Yahya ibn `Afeef is quoted saying that he once came, during the period of Jahiliyyah (before the advent of Islam), to Mecca to be hosted by 'Abbas ibn 'Abd al-Muttalib, one of Muhammad's uncles mentioned above. 'When the sun started rising', he said, 'I saw a man who came out of a place not far from us, faced the Kaaba and started performing his prayers. He hardly started before being joined by a young boy who stood on his right side, then by a woman who stood behind them. When he bowed down, the young boy and the woman bowed, and when he stood up straight, they, too, did likewise. When he prostrated, they, too, prostrated.' He expressed his amazement at that, saying to Abbas: 'This is quite strange, O Abbas!' 'Is it, really?' responded al-Abbas. 'Do you know who he is?' Abbas asked his guest, who answered in the negative. 'He is Muhammad ibn Abdullah, my nephew. Do you know who the young boy is?' he asked again. 'No, indeed', answered the guest. 'He is Ali son of Abu Talib. Do you know who the woman is?' The answer came again in the negative, to which Abbas said, 'She is Khadija bint Khuwaylid, my nephew's wife.' This incident is included in the books of both Ahmad ibn Hanbal and Al-Tirmidhi, each detailing it in his own Ṣaḥīḥ.

To-do list –
1. In the account of Yahya ibn `Afeef's visit to Mecca, who does Abbas say the woman standing behind the man and the boy is?
2. Extend the account of Yahya ibn `Afeef's visit to Mecca, picking up after its final sentence.

Data –

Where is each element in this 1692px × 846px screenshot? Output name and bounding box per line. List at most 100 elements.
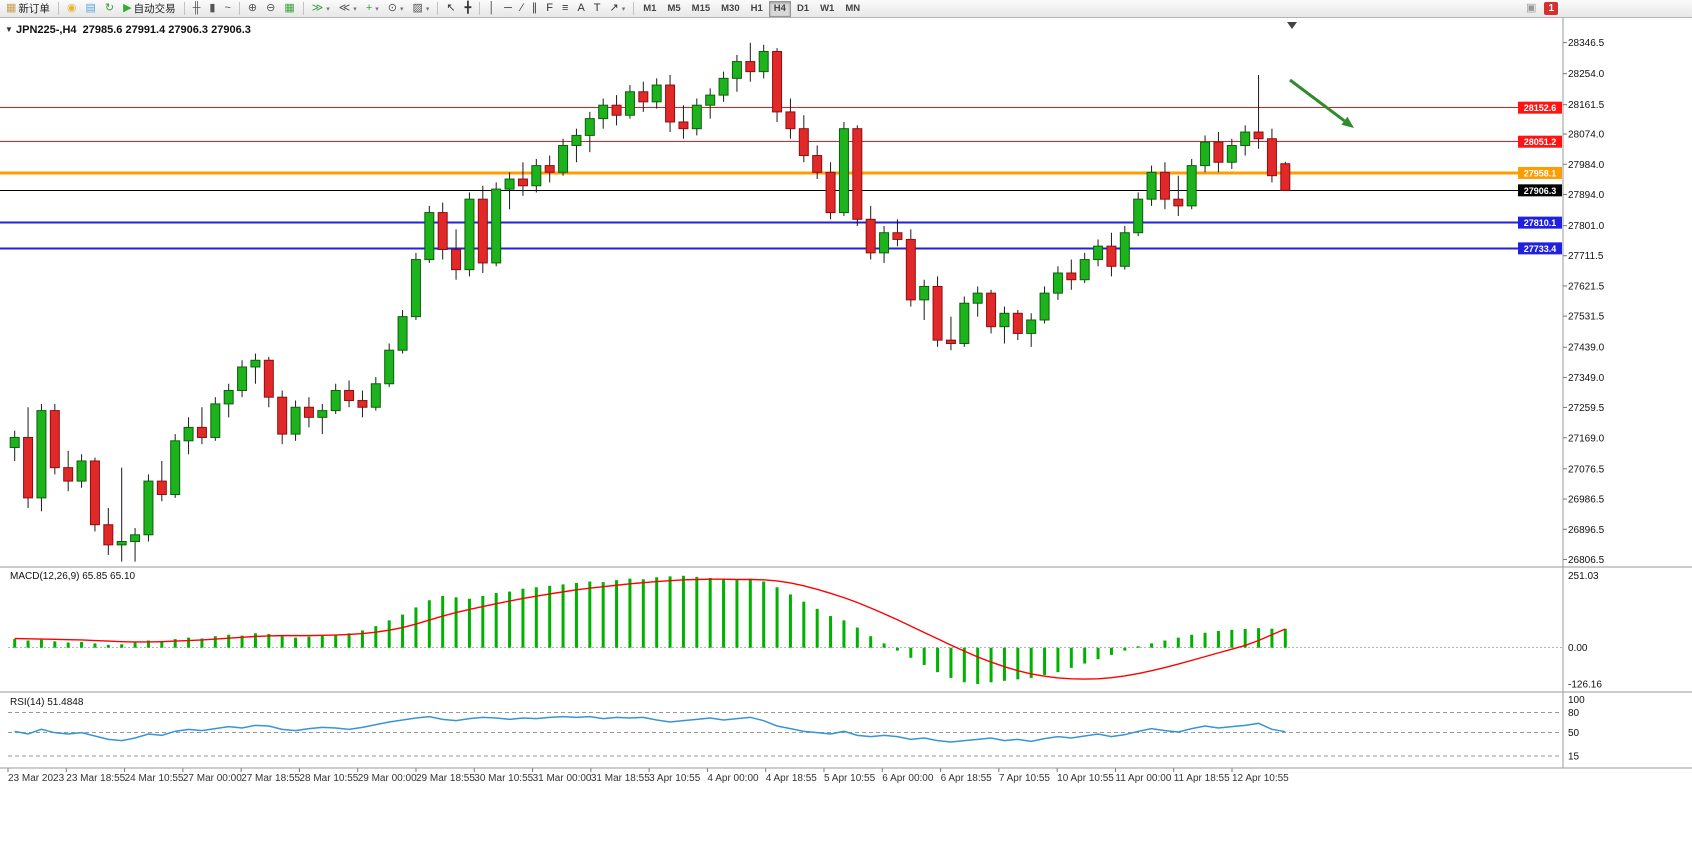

Replies –
1. She is Khadija bint Khuwaylid, the wife of Abbas's nephew Muhammad.

2.
Khadija was supportive of Muhammad's prophetic mission, always helping in his work, proclaiming his message and belittling any opposition to his prophecies. It was her encouragement that helped Muhammad believe in his mission and spread Islam. Khadija also invested her wealth in the mission. When the polytheists and aristocrats of the Quraysh harassed the Muslims, she used her money to ransom Muslim slaves and feed the Muslim community.
In 616, the Quraysh declared a trade boycott against the Hashim clan. They attacked, imprisoned and beat the Muslims, who sometimes went for days without food or drink. Khadija continued to maintain the community until the boycott was lifted in late 619 or early 620.
Khadija died in 'Ramadan of the year 10 after the Prophethood', i.e., in November 619 CE. Muhammad later called this tenth year the 'Year of Sorrow', as his uncle and protector Abu Talib also died at this time. Khadija is said to have been about 65 years old at the time of her death. She was buried in Jannat al-Mu'alla cemetery, in Mecca, Saudi Arabia.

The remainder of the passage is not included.